===== Data excerpts

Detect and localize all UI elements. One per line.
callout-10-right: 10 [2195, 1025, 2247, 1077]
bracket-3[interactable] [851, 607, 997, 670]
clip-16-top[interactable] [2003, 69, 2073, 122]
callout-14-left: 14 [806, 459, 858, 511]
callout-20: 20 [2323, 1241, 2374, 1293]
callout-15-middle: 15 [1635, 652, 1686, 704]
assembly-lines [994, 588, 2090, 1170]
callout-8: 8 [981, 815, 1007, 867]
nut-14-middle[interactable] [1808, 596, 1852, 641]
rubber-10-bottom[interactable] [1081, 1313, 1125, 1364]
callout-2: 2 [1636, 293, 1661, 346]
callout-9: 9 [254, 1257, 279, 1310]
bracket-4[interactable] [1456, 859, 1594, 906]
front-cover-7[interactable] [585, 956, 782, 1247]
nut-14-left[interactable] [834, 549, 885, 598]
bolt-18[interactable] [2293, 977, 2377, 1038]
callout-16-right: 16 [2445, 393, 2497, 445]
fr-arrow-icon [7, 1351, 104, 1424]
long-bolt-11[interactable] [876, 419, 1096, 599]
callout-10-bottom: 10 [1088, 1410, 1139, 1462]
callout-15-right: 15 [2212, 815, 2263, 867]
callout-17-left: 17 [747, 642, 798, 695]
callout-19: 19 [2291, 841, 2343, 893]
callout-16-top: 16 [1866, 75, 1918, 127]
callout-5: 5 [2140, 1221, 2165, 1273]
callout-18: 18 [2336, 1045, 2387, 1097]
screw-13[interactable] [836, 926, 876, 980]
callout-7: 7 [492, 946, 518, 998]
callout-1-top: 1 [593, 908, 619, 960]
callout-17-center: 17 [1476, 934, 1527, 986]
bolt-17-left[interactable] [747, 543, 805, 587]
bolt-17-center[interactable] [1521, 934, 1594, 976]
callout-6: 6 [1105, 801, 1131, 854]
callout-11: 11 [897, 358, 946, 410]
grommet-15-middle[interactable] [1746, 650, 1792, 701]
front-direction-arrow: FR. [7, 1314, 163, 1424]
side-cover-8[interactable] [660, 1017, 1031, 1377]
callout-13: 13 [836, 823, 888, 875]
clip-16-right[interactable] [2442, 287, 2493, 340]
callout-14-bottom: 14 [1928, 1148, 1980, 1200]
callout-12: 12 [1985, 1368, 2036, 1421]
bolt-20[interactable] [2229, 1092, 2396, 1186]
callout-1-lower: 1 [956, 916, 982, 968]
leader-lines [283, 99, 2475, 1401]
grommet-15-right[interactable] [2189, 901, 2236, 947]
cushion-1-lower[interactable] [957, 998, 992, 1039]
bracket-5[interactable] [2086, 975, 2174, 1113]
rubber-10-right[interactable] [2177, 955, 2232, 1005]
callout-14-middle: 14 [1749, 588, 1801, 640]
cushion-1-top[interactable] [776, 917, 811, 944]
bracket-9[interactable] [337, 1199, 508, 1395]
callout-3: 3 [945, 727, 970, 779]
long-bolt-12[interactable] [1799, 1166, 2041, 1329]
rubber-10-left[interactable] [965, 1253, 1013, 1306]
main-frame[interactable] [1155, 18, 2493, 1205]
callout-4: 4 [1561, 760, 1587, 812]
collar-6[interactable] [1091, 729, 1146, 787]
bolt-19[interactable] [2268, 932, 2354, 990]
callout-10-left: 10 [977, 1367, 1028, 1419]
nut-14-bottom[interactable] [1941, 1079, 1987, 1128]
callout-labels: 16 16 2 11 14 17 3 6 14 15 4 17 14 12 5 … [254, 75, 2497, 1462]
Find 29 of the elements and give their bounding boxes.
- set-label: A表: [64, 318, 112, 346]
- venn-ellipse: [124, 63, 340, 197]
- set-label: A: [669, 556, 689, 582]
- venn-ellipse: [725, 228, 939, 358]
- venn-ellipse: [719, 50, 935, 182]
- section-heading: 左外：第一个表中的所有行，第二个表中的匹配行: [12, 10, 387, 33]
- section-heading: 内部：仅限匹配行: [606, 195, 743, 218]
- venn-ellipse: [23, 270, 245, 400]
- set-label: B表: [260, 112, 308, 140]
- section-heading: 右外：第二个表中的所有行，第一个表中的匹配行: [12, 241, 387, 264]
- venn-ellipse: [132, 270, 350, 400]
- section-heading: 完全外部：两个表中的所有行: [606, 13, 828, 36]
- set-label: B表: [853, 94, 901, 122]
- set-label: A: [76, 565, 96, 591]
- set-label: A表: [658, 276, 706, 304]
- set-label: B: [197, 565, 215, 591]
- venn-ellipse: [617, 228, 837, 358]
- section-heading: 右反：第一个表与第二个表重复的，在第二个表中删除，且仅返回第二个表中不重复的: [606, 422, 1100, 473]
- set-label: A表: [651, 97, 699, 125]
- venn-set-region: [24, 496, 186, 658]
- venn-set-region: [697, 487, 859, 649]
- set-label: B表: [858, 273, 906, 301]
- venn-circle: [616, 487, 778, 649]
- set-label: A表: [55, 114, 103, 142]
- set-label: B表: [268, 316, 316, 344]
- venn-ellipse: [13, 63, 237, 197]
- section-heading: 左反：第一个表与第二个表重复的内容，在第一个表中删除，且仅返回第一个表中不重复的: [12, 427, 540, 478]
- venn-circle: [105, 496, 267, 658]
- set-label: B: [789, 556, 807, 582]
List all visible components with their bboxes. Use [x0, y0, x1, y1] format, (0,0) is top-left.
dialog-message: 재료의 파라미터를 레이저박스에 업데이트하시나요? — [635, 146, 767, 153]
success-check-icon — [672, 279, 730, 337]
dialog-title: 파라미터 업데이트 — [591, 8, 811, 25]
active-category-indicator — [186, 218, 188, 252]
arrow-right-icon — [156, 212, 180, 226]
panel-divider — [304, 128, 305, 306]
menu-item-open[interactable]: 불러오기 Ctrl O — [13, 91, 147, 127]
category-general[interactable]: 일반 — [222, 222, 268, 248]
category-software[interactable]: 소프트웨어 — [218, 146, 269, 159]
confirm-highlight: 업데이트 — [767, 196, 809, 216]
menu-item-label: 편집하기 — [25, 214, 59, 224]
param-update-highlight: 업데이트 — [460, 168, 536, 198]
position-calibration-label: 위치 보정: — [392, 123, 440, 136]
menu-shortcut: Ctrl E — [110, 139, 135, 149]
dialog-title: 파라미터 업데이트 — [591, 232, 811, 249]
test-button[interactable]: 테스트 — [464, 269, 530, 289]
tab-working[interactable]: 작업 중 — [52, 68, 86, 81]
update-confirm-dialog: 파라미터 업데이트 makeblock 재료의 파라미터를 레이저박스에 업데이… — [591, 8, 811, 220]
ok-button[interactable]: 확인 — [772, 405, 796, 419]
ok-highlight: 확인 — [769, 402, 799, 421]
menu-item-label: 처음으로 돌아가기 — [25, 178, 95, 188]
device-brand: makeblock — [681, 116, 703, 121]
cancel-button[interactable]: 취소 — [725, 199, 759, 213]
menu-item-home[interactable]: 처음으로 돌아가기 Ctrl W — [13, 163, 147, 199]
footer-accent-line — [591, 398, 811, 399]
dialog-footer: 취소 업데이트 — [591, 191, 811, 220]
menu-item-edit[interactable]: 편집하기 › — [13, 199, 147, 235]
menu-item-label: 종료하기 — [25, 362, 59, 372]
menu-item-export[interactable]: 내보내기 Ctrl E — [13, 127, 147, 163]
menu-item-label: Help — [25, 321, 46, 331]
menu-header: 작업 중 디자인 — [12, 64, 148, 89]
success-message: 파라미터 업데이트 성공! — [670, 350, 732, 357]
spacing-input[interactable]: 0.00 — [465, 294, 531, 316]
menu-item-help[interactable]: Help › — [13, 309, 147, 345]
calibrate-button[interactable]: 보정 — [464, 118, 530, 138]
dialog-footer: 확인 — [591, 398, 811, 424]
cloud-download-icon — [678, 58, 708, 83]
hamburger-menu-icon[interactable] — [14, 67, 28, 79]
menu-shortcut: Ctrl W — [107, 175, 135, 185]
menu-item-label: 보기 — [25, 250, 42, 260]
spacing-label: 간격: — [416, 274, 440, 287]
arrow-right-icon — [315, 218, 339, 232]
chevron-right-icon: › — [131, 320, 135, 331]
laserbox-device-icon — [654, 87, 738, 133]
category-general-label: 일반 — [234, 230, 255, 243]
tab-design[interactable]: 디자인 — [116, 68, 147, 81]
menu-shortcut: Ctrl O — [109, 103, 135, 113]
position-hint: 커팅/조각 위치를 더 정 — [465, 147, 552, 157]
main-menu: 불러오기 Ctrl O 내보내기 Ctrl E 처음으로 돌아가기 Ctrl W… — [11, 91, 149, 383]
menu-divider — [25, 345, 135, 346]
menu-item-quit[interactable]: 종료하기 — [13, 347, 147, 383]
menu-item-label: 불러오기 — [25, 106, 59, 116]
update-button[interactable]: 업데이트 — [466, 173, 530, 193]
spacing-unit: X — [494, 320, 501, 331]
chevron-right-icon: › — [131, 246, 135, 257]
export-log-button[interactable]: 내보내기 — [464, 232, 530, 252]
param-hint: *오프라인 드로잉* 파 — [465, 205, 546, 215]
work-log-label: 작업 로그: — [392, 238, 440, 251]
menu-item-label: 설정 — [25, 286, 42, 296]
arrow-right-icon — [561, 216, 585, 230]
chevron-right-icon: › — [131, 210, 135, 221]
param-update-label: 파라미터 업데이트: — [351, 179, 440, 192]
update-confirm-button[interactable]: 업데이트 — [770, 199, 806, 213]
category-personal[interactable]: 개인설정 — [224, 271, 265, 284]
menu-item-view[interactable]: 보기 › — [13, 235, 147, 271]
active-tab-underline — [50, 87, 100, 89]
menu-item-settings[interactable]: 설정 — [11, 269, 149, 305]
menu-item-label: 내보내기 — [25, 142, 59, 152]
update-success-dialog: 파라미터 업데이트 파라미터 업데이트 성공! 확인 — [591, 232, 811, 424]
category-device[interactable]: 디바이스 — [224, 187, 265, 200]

==========

**What the task requires:** Reproduce the records word for word, from their first line up to and including the line that contains "callout-5: 5 [2140, 1221, 2165, 1273]".

**Task answer:**
Detect and localize all UI elements. One per line.
callout-10-right: 10 [2195, 1025, 2247, 1077]
bracket-3[interactable] [851, 607, 997, 670]
clip-16-top[interactable] [2003, 69, 2073, 122]
callout-14-left: 14 [806, 459, 858, 511]
callout-20: 20 [2323, 1241, 2374, 1293]
callout-15-middle: 15 [1635, 652, 1686, 704]
assembly-lines [994, 588, 2090, 1170]
callout-8: 8 [981, 815, 1007, 867]
nut-14-middle[interactable] [1808, 596, 1852, 641]
rubber-10-bottom[interactable] [1081, 1313, 1125, 1364]
callout-2: 2 [1636, 293, 1661, 346]
callout-9: 9 [254, 1257, 279, 1310]
bracket-4[interactable] [1456, 859, 1594, 906]
front-cover-7[interactable] [585, 956, 782, 1247]
nut-14-left[interactable] [834, 549, 885, 598]
bolt-18[interactable] [2293, 977, 2377, 1038]
callout-16-right: 16 [2445, 393, 2497, 445]
fr-arrow-icon [7, 1351, 104, 1424]
long-bolt-11[interactable] [876, 419, 1096, 599]
callout-10-bottom: 10 [1088, 1410, 1139, 1462]
callout-15-right: 15 [2212, 815, 2263, 867]
callout-17-left: 17 [747, 642, 798, 695]
callout-19: 19 [2291, 841, 2343, 893]
callout-16-top: 16 [1866, 75, 1918, 127]
callout-5: 5 [2140, 1221, 2165, 1273]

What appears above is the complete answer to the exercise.